━━ Page extract ━━

EX-99.B 12 bylaws102208.htm 10.22.08 BY-LAWS

BYLAWS

OF

Quantitative Group of Funds

Amended and Restated October 22, 2008

 

ARTICLE I

 

Agreement and Declaration of Trust and Principal Office

 

1.1        Agreement and Declaration of Trust. These Bylaws shall be subject to the Agreement and Declaration of Trust, as from time to time in effect (the “Declaration of Trust”) of Quantitative Group of Funds, the Massachusetts business trust established by the Declaration of Trust (the “Trust”).

 

1.2      Principal Office of the Trust. The principal office of the Trust shall be located in Lincoln, Massachusetts or such other location as may be determined by the Trustees of the Trust.

 

ARTICLE 2

Meetings of Trustees

 

2.1      Regular Meetings. Regular meetings of the Trustees may be held without call or notice at such places and at such times as the Trustees may from time to time determine, provided that notice of the first regular meeting following any such determination shall be given to absent Trustees. A regular meeting of the Trustees may be held without call or notice immediately after and at the same place as the annual meeting of the shareholders.

 

2.2      Special Meetings. Special meetings of the Trustees may be held at any time and at any place designated in the call of the meeting when called by the Chairman of the Trustees, the President or the Treasurer or by two or more Trustees, sufficient notice thereof being given to each Trustee by the Clerk or an Assistant Clerk or by the officer or the Trustees calling the meeting.

 

2.3      Notice. It shall be suffficient notice to the Trustee of a special meeting to send notice by mail at least forty-eight hours or by telegram at least twenty-four hours before the meeting addressed to the Trustee at his or her usual or last known business or residence address or to give notice to him or her in person or by telephone at least twenty-four hours before the meeting. Notice of a meeting need not be given to any Trustee if a written waiver of notice, executed by him or her before the meeting, is filed with the records of the meeting, or to any Trustee who attends the meeting without protesting prior thereto or at its commencement the lack of notice to him or her. Neither notice of a meeting nor a waiver of a notice need specify the purposes of the meeting.

 

2.4     Quorum At any meeting of the Trustees a majority of the Trustees then in office shall constitute a quorum. Any meeting may be

adjourned from time to time by a majority of the votes cast upon the questionwhether or not a quorum

is present, and the meeting may be held as adjourned without

further notice.

 

ARTICLE 3

Officers

 

3.1      Enumeration: Qualification. The officers of the Trust shall be a Chairman of the Trustees, a President, a Treasurer, a Clerk, a Chief Compliance Officer and such other officers, if any, as the Trustees from time to time may in their discretion elect. The Trust may also have such agents as the Trustees from time to time may in their discretion appoint. The Chairman of the Trustees shall be a Trustee and may but need not be a shareholder; and any other officer may but not need be a Trustee or a shareholder. Any two or more offices may be held by the same person.

━━━
━━ Listed records ━━

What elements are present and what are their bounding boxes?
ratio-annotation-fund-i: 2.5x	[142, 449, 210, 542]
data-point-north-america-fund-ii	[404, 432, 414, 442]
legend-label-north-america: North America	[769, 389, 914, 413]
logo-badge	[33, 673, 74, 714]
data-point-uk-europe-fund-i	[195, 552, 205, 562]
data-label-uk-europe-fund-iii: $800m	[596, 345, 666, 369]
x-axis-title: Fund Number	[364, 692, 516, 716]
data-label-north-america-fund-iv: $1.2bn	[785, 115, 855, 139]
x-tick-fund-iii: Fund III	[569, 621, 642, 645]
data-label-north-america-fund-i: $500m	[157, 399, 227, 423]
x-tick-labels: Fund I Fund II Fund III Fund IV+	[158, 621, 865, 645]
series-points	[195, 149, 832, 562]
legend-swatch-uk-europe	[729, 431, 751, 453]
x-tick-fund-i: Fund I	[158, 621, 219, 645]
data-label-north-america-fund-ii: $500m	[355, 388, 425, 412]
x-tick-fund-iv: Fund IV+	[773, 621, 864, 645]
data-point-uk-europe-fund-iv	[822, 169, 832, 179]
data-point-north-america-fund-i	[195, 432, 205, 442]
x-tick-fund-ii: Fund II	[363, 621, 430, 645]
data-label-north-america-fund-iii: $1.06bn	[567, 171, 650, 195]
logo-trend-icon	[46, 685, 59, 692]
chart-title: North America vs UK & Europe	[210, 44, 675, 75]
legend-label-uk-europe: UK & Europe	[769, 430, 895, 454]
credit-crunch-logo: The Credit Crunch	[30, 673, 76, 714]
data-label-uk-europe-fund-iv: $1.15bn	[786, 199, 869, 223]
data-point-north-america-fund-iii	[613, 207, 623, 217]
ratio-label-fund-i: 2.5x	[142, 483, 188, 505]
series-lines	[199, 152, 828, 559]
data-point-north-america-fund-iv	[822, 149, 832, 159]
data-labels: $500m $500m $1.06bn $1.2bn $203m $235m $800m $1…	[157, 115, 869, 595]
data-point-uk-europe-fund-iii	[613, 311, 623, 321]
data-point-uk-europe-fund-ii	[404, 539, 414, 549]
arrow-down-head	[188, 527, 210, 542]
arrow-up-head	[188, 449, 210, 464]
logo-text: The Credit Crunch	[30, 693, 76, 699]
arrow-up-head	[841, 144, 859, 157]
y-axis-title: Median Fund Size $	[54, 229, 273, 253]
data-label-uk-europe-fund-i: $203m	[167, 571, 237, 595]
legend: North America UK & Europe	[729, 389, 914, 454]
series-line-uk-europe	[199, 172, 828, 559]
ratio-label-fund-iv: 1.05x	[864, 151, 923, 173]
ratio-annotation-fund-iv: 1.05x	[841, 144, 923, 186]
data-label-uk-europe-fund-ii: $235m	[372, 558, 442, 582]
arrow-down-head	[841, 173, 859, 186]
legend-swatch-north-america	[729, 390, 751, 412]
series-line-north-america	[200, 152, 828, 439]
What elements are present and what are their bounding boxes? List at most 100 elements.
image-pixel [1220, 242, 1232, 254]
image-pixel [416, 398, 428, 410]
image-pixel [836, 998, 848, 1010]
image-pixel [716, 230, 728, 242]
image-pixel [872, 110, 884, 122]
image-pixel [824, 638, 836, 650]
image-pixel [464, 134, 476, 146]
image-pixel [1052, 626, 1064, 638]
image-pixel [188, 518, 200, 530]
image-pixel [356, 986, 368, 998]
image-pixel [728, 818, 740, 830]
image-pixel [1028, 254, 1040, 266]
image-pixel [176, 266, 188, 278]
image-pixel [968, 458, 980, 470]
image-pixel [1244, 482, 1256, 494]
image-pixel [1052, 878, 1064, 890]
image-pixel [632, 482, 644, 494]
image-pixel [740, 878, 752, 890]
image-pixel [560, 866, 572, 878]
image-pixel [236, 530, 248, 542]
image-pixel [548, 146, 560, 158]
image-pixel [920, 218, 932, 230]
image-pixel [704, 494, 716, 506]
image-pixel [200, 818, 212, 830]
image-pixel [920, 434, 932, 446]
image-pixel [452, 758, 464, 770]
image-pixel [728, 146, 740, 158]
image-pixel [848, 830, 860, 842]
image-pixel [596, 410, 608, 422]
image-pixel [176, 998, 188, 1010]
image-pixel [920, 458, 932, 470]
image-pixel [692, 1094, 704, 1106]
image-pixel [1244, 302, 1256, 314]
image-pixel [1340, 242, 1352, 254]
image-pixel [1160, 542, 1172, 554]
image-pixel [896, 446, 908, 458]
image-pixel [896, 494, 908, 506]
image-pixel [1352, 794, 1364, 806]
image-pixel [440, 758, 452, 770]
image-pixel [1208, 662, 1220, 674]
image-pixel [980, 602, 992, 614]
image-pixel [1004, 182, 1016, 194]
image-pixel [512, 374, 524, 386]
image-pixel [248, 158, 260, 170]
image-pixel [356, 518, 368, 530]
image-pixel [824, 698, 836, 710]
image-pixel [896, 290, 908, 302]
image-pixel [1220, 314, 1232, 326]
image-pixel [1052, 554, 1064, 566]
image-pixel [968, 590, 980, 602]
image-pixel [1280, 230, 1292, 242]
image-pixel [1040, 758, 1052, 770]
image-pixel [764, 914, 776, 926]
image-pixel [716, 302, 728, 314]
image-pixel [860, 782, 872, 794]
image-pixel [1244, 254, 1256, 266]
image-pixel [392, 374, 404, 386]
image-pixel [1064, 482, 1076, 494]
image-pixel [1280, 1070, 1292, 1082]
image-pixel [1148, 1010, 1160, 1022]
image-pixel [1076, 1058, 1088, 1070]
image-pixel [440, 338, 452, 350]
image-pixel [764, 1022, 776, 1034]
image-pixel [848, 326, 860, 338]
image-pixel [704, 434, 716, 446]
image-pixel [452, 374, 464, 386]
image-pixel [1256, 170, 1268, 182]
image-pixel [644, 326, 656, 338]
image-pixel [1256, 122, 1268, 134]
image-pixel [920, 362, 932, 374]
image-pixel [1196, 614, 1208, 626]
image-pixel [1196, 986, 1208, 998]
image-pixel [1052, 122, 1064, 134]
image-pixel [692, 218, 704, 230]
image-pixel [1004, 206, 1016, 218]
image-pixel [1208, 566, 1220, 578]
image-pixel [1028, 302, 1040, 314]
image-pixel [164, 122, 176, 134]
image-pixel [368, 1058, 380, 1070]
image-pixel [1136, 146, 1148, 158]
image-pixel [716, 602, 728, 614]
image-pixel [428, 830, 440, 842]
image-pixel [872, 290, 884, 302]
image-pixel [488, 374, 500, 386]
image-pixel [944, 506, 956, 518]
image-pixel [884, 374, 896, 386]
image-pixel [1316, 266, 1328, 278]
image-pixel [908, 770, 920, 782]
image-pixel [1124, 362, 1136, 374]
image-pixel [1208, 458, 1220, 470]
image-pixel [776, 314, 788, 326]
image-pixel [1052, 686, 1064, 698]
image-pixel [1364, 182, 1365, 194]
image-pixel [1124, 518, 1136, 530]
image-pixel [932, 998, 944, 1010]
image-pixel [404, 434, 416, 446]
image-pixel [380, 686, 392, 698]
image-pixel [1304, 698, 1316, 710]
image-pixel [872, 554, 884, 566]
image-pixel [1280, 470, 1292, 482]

━━━

Work to complete:
Continue the Quantitative Group of Funds bylaws above the records, picking up after the last sentence of section 3.1.

Output for this task:
3.2      Election. The Chairman of the Trustees, the President, the Treasurer, the Clerk and the Chief Compliance Officer shall be elected by the Trustees upon the occurrence of any vacancy in any such office. Other officers, if any, may be elected or appointed by the Trustees at said meeting or at any other time. Vacancies in any office may be filled at any time.

 

3.3      Tenure. The Chairman of the Trustees, the President, the Treasurer, the Clerk and the Chief Compliance Officer shall hold office until he or she sooner dies, resigns, is removed or becomes disqualified. Each other officer shall hold office and each agent shall retain authority at the pleasure of the Trustees.

 

3.4      Powers. Subject to the other provisions of these Bylaws, each officer shall have, in addition to the duties and powers herein and in the Declaration of Trust set forth, such duties and powers as are commonly incident to the office occupied by him or her as if the Trust were organized as a Massachusetts business corporation and such other duties and powers as the Trustees may from time to time designate.

 

3.5      Chairman; President. Unless the Trustees otherwise provide, the Chairman of the Trustees or, if there is none or in the absence of the Chairman, the President shall preside at all meetings of the shareholders and of the Trustees. The President shall be the chief executive officer.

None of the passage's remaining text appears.